- _Records_
BEGIN
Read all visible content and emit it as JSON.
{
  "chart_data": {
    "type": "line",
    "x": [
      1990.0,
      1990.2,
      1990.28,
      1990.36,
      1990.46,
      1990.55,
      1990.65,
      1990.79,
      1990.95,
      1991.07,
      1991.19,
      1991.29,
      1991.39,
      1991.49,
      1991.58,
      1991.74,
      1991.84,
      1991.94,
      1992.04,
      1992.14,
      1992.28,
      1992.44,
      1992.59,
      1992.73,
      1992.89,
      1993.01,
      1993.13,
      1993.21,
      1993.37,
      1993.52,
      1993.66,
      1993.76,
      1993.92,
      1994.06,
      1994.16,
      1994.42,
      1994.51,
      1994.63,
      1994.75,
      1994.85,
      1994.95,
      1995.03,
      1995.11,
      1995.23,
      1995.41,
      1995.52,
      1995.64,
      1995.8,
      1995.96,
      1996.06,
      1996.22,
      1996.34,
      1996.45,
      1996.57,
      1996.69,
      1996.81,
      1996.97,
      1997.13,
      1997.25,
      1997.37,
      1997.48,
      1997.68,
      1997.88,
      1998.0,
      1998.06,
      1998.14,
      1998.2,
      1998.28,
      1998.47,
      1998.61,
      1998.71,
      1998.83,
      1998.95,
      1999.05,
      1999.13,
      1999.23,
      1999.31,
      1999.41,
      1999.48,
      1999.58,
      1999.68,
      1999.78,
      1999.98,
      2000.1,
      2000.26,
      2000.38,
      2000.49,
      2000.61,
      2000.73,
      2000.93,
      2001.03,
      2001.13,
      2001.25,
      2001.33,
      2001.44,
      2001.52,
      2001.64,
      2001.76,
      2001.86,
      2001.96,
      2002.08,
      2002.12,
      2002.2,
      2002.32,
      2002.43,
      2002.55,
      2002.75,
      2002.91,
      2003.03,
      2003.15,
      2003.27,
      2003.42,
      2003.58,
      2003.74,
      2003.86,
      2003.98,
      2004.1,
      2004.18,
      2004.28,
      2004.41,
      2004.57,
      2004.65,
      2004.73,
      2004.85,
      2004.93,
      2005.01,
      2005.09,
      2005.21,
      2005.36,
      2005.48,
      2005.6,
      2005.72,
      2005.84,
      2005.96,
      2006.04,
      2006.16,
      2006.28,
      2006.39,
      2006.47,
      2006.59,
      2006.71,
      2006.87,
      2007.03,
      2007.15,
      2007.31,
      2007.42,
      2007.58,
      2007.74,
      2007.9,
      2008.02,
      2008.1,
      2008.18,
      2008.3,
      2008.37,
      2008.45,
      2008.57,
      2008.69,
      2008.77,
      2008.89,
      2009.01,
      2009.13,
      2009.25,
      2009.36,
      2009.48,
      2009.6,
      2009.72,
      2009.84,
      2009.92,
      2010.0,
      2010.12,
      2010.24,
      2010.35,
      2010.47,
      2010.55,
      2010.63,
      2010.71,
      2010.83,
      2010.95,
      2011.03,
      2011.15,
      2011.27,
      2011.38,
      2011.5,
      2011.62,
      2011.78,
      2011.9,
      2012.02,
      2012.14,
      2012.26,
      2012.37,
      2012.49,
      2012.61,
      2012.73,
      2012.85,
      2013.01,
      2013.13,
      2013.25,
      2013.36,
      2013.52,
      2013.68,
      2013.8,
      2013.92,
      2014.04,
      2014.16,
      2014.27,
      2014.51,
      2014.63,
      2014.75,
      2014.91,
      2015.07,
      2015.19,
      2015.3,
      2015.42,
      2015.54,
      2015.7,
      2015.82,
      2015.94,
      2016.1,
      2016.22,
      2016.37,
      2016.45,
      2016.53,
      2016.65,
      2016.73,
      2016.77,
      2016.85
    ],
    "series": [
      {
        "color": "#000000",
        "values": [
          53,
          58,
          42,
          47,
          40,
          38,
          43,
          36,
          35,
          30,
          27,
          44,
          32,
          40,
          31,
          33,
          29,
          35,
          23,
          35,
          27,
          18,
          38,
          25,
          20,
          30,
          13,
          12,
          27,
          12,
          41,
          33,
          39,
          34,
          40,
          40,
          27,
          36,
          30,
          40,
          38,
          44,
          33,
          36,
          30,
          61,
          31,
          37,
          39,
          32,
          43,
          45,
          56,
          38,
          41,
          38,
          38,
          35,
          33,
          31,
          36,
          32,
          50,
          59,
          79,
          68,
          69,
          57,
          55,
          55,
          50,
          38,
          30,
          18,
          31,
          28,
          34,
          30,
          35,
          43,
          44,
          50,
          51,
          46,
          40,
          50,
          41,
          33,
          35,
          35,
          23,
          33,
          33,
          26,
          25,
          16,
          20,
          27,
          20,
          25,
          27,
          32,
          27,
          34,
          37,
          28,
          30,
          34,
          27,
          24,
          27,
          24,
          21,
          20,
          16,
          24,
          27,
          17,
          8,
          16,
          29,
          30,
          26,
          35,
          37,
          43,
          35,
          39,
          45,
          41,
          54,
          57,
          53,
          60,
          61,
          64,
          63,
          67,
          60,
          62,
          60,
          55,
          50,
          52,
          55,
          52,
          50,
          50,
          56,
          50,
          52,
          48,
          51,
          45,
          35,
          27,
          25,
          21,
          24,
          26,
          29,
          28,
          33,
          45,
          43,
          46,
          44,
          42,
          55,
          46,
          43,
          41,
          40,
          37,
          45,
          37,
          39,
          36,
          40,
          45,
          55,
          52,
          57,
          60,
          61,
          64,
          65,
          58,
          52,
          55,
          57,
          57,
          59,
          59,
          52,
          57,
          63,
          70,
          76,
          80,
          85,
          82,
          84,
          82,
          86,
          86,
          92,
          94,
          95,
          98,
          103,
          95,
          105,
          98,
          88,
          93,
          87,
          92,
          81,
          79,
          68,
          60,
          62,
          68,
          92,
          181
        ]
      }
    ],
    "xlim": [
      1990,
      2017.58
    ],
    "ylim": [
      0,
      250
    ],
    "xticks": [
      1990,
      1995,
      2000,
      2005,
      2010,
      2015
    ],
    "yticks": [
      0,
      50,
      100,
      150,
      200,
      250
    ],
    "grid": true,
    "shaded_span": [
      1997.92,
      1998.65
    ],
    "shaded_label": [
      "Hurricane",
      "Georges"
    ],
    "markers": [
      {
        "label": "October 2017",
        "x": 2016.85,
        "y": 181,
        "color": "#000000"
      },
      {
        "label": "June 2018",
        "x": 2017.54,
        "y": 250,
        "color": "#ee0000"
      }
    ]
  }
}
END
- _Written problem_
Transcribe the entire listing above precisely.

- _Response below_
Read all visible content and emit it as JSON.
{
  "chart_data": {
    "type": "line",
    "x": [
      1990.0,
      1990.2,
      1990.28,
      1990.36,
      1990.46,
      1990.55,
      1990.65,
      1990.79,
      1990.95,
      1991.07,
      1991.19,
      1991.29,
      1991.39,
      1991.49,
      1991.58,
      1991.74,
      1991.84,
      1991.94,
      1992.04,
      1992.14,
      1992.28,
      1992.44,
      1992.59,
      1992.73,
      1992.89,
      1993.01,
      1993.13,
      1993.21,
      1993.37,
      1993.52,
      1993.66,
      1993.76,
      1993.92,
      1994.06,
      1994.16,
      1994.42,
      1994.51,
      1994.63,
      1994.75,
      1994.85,
      1994.95,
      1995.03,
      1995.11,
      1995.23,
      1995.41,
      1995.52,
      1995.64,
      1995.8,
      1995.96,
      1996.06,
      1996.22,
      1996.34,
      1996.45,
      1996.57,
      1996.69,
      1996.81,
      1996.97,
      1997.13,
      1997.25,
      1997.37,
      1997.48,
      1997.68,
      1997.88,
      1998.0,
      1998.06,
      1998.14,
      1998.2,
      1998.28,
      1998.47,
      1998.61,
      1998.71,
      1998.83,
      1998.95,
      1999.05,
      1999.13,
      1999.23,
      1999.31,
      1999.41,
      1999.48,
      1999.58,
      1999.68,
      1999.78,
      1999.98,
      2000.1,
      2000.26,
      2000.38,
      2000.49,
      2000.61,
      2000.73,
      2000.93,
      2001.03,
      2001.13,
      2001.25,
      2001.33,
      2001.44,
      2001.52,
      2001.64,
      2001.76,
      2001.86,
      2001.96,
      2002.08,
      2002.12,
      2002.2,
      2002.32,
      2002.43,
      2002.55,
      2002.75,
      2002.91,
      2003.03,
      2003.15,
      2003.27,
      2003.42,
      2003.58,
      2003.74,
      2003.86,
      2003.98,
      2004.1,
      2004.18,
      2004.28,
      2004.41,
      2004.57,
      2004.65,
      2004.73,
      2004.85,
      2004.93,
      2005.01,
      2005.09,
      2005.21,
      2005.36,
      2005.48,
      2005.6,
      2005.72,
      2005.84,
      2005.96,
      2006.04,
      2006.16,
      2006.28,
      2006.39,
      2006.47,
      2006.59,
      2006.71,
      2006.87,
      2007.03,
      2007.15,
      2007.31,
      2007.42,
      2007.58,
      2007.74,
      2007.9,
      2008.02,
      2008.1,
      2008.18,
      2008.3,
      2008.37,
      2008.45,
      2008.57,
      2008.69,
      2008.77,
      2008.89,
      2009.01,
      2009.13,
      2009.25,
      2009.36,
      2009.48,
      2009.6,
      2009.72,
      2009.84,
      2009.92,
      2010.0,
      2010.12,
      2010.24,
      2010.35,
      2010.47,
      2010.55,
      2010.63,
      2010.71,
      2010.83,
      2010.95,
      2011.03,
      2011.15,
      2011.27,
      2011.38,
      2011.5,
      2011.62,
      2011.78,
      2011.9,
      2012.02,
      2012.14,
      2012.26,
      2012.37,
      2012.49,
      2012.61,
      2012.73,
      2012.85,
      2013.01,
      2013.13,
      2013.25,
      2013.36,
      2013.52,
      2013.68,
      2013.8,
      2013.92,
      2014.04,
      2014.16,
      2014.27,
      2014.51,
      2014.63,
      2014.75,
      2014.91,
      2015.07,
      2015.19,
      2015.3,
      2015.42,
      2015.54,
      2015.7,
      2015.82,
      2015.94,
      2016.1,
      2016.22,
      2016.37,
      2016.45,
      2016.53,
      2016.65,
      2016.73,
      2016.77,
      2016.85
    ],
    "series": [
      {
        "color": "#000000",
        "values": [
          53,
          58,
          42,
          47,
          40,
          38,
          43,
          36,
          35,
          30,
          27,
          44,
          32,
          40,
          31,
          33,
          29,
          35,
          23,
          35,
          27,
          18,
          38,
          25,
          20,
          30,
          13,
          12,
          27,
          12,
          41,
          33,
          39,
          34,
          40,
          40,
          27,
          36,
          30,
          40,
          38,
          44,
          33,
          36,
          30,
          61,
          31,
          37,
          39,
          32,
          43,
          45,
          56,
          38,
          41,
          38,
          38,
          35,
          33,
          31,
          36,
          32,
          50,
          59,
          79,
          68,
          69,
          57,
          55,
          55,
          50,
          38,
          30,
          18,
          31,
          28,
          34,
          30,
          35,
          43,
          44,
          50,
          51,
          46,
          40,
          50,
          41,
          33,
          35,
          35,
          23,
          33,
          33,
          26,
          25,
          16,
          20,
          27,
          20,
          25,
          27,
          32,
          27,
          34,
          37,
          28,
          30,
          34,
          27,
          24,
          27,
          24,
          21,
          20,
          16,
          24,
          27,
          17,
          8,
          16,
          29,
          30,
          26,
          35,
          37,
          43,
          35,
          39,
          45,
          41,
          54,
          57,
          53,
          60,
          61,
          64,
          63,
          67,
          60,
          62,
          60,
          55,
          50,
          52,
          55,
          52,
          50,
          50,
          56,
          50,
          52,
          48,
          51,
          45,
          35,
          27,
          25,
          21,
          24,
          26,
          29,
          28,
          33,
          45,
          43,
          46,
          44,
          42,
          55,
          46,
          43,
          41,
          40,
          37,
          45,
          37,
          39,
          36,
          40,
          45,
          55,
          52,
          57,
          60,
          61,
          64,
          65,
          58,
          52,
          55,
          57,
          57,
          59,
          59,
          52,
          57,
          63,
          70,
          76,
          80,
          85,
          82,
          84,
          82,
          86,
          86,
          92,
          94,
          95,
          98,
          103,
          95,
          105,
          98,
          88,
          93,
          87,
          92,
          81,
          79,
          68,
          60,
          62,
          68,
          92,
          181
        ]
      }
    ],
    "xlim": [
      1990,
      2017.58
    ],
    "ylim": [
      0,
      250
    ],
    "xticks": [
      1990,
      1995,
      2000,
      2005,
      2010,
      2015
    ],
    "yticks": [
      0,
      50,
      100,
      150,
      200,
      250
    ],
    "grid": true,
    "shaded_span": [
      1997.92,
      1998.65
    ],
    "shaded_label": [
      "Hurricane",
      "Georges"
    ],
    "markers": [
      {
        "label": "October 2017",
        "x": 2016.85,
        "y": 181,
        "color": "#000000"
      },
      {
        "label": "June 2018",
        "x": 2017.54,
        "y": 250,
        "color": "#ee0000"
      }
    ]
  }
}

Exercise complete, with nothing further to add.